**Material for this exercise:**
┌──
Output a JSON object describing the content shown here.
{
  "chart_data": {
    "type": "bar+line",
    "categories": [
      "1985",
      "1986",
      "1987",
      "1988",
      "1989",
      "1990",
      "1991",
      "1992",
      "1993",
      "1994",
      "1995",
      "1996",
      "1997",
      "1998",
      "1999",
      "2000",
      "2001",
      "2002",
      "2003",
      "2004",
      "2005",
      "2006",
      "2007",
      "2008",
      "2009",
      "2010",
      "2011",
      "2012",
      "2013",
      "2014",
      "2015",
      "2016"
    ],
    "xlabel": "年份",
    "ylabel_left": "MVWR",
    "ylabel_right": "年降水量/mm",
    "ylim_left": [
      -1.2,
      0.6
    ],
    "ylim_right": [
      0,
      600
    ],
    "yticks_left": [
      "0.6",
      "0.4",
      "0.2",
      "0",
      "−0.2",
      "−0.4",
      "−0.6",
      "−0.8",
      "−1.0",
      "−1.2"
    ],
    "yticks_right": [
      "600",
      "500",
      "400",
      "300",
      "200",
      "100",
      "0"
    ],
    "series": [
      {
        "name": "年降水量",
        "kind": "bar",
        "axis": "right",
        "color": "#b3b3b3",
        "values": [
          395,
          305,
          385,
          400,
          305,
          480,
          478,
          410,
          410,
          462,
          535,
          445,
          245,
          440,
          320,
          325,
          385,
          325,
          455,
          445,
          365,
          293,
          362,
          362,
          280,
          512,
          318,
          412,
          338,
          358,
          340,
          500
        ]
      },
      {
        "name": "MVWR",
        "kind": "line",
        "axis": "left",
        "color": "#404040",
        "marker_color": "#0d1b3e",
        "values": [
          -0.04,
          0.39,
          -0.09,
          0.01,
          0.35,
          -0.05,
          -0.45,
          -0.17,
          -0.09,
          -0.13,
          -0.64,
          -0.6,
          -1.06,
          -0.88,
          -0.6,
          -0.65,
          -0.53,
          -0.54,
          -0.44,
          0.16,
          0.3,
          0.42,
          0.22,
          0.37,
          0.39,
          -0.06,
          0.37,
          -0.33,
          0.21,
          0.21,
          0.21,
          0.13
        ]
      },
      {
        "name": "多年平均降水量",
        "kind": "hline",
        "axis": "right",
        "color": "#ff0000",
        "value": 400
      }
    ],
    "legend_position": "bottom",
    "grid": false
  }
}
└──
**Direction:** Reproduce the material above without altering a single character.

**Completed task:**
Output a JSON object describing the content shown here.
{
  "chart_data": {
    "type": "bar+line",
    "categories": [
      "1985",
      "1986",
      "1987",
      "1988",
      "1989",
      "1990",
      "1991",
      "1992",
      "1993",
      "1994",
      "1995",
      "1996",
      "1997",
      "1998",
      "1999",
      "2000",
      "2001",
      "2002",
      "2003",
      "2004",
      "2005",
      "2006",
      "2007",
      "2008",
      "2009",
      "2010",
      "2011",
      "2012",
      "2013",
      "2014",
      "2015",
      "2016"
    ],
    "xlabel": "年份",
    "ylabel_left": "MVWR",
    "ylabel_right": "年降水量/mm",
    "ylim_left": [
      -1.2,
      0.6
    ],
    "ylim_right": [
      0,
      600
    ],
    "yticks_left": [
      "0.6",
      "0.4",
      "0.2",
      "0",
      "−0.2",
      "−0.4",
      "−0.6",
      "−0.8",
      "−1.0",
      "−1.2"
    ],
    "yticks_right": [
      "600",
      "500",
      "400",
      "300",
      "200",
      "100",
      "0"
    ],
    "series": [
      {
        "name": "年降水量",
        "kind": "bar",
        "axis": "right",
        "color": "#b3b3b3",
        "values": [
          395,
          305,
          385,
          400,
          305,
          480,
          478,
          410,
          410,
          462,
          535,
          445,
          245,
          440,
          320,
          325,
          385,
          325,
          455,
          445,
          365,
          293,
          362,
          362,
          280,
          512,
          318,
          412,
          338,
          358,
          340,
          500
        ]
      },
      {
        "name": "MVWR",
        "kind": "line",
        "axis": "left",
        "color": "#404040",
        "marker_color": "#0d1b3e",
        "values": [
          -0.04,
          0.39,
          -0.09,
          0.01,
          0.35,
          -0.05,
          -0.45,
          -0.17,
          -0.09,
          -0.13,
          -0.64,
          -0.6,
          -1.06,
          -0.88,
          -0.6,
          -0.65,
          -0.53,
          -0.54,
          -0.44,
          0.16,
          0.3,
          0.42,
          0.22,
          0.37,
          0.39,
          -0.06,
          0.37,
          -0.33,
          0.21,
          0.21,
          0.21,
          0.13
        ]
      },
      {
        "name": "多年平均降水量",
        "kind": "hline",
        "axis": "right",
        "color": "#ff0000",
        "value": 400
      }
    ],
    "legend_position": "bottom",
    "grid": false
  }
}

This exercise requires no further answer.